• DATA FOR THE TASK:
----------

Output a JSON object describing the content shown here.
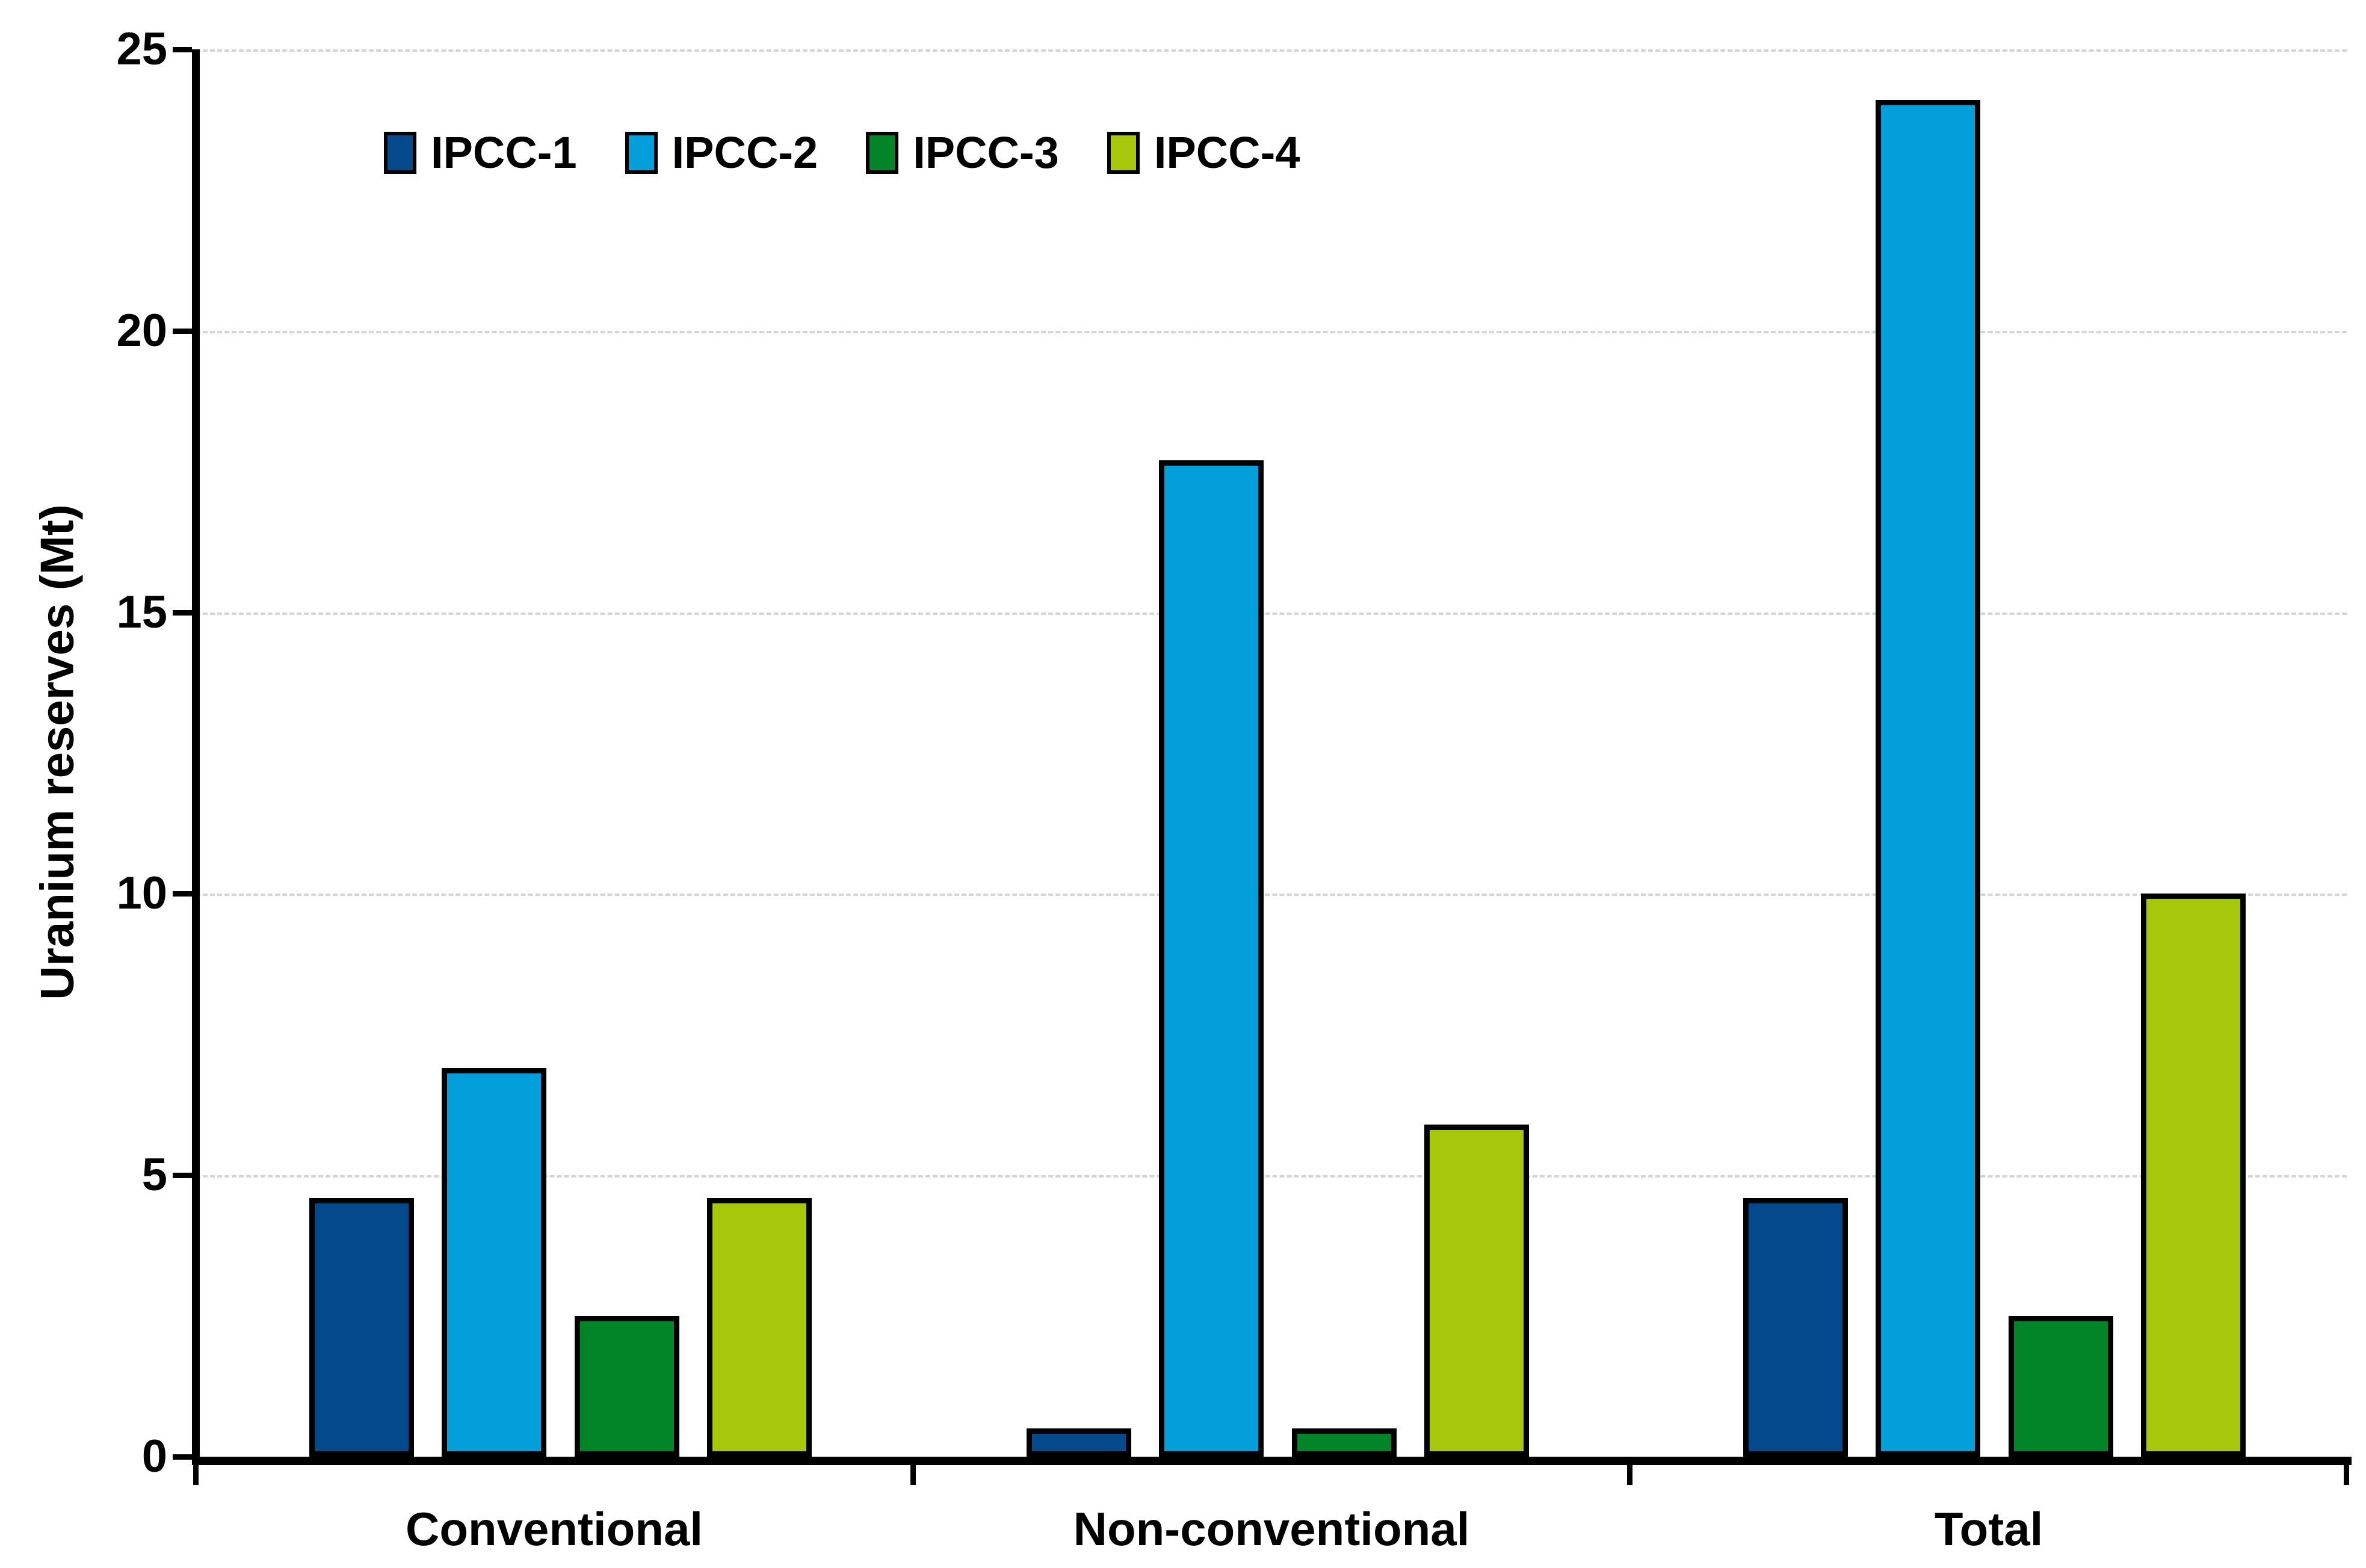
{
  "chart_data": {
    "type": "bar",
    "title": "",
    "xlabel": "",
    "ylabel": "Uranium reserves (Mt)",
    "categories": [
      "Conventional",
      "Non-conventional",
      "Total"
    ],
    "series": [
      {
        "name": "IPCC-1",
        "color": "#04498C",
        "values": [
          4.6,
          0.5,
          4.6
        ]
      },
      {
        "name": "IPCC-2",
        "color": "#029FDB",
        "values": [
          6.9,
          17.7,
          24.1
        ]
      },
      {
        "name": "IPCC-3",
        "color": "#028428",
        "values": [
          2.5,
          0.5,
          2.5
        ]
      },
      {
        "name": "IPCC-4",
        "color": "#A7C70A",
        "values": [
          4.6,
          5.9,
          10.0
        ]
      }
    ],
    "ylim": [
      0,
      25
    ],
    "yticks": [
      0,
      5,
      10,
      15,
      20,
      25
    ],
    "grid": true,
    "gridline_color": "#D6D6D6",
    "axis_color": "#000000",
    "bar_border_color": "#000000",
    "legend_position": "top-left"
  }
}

----------

• WHAT TO PRODUCE: Except for the pictures, reproduce every line exactly.

• FINAL ANSWER:
Output a JSON object describing the content shown here.
{
  "chart_data": {
    "type": "bar",
    "title": "",
    "xlabel": "",
    "ylabel": "Uranium reserves (Mt)",
    "categories": [
      "Conventional",
      "Non-conventional",
      "Total"
    ],
    "series": [
      {
        "name": "IPCC-1",
        "color": "#04498C",
        "values": [
          4.6,
          0.5,
          4.6
        ]
      },
      {
        "name": "IPCC-2",
        "color": "#029FDB",
        "values": [
          6.9,
          17.7,
          24.1
        ]
      },
      {
        "name": "IPCC-3",
        "color": "#028428",
        "values": [
          2.5,
          0.5,
          2.5
        ]
      },
      {
        "name": "IPCC-4",
        "color": "#A7C70A",
        "values": [
          4.6,
          5.9,
          10.0
        ]
      }
    ],
    "ylim": [
      0,
      25
    ],
    "yticks": [
      0,
      5,
      10,
      15,
      20,
      25
    ],
    "grid": true,
    "gridline_color": "#D6D6D6",
    "axis_color": "#000000",
    "bar_border_color": "#000000",
    "legend_position": "top-left"
  }
}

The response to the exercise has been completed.